Source records

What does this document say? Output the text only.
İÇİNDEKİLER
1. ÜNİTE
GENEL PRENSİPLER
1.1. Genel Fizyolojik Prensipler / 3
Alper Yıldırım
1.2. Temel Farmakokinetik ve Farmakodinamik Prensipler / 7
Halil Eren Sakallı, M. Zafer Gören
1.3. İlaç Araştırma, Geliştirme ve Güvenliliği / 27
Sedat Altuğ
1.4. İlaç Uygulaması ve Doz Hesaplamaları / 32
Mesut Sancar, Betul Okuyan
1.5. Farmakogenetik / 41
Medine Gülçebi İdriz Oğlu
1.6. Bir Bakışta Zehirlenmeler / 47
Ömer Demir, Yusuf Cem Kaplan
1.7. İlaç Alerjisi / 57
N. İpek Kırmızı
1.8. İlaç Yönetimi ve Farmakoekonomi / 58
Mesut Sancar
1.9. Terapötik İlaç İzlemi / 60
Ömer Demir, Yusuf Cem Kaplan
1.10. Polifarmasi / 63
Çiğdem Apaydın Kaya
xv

PROBLEM: Copy all the lines, exactly.

WORKED ANSWER:
What does this document say? Output the text only.
İÇİNDEKİLER
1. ÜNİTE
GENEL PRENSİPLER
1.1. Genel Fizyolojik Prensipler / 3
Alper Yıldırım
1.2. Temel Farmakokinetik ve Farmakodinamik Prensipler / 7
Halil Eren Sakallı, M. Zafer Gören
1.3. İlaç Araştırma, Geliştirme ve Güvenliliği / 27
Sedat Altuğ
1.4. İlaç Uygulaması ve Doz Hesaplamaları / 32
Mesut Sancar, Betul Okuyan
1.5. Farmakogenetik / 41
Medine Gülçebi İdriz Oğlu
1.6. Bir Bakışta Zehirlenmeler / 47
Ömer Demir, Yusuf Cem Kaplan
1.7. İlaç Alerjisi / 57
N. İpek Kırmızı
1.8. İlaç Yönetimi ve Farmakoekonomi / 58
Mesut Sancar
1.9. Terapötik İlaç İzlemi / 60
Ömer Demir, Yusuf Cem Kaplan
1.10. Polifarmasi / 63
Çiğdem Apaydın Kaya
xv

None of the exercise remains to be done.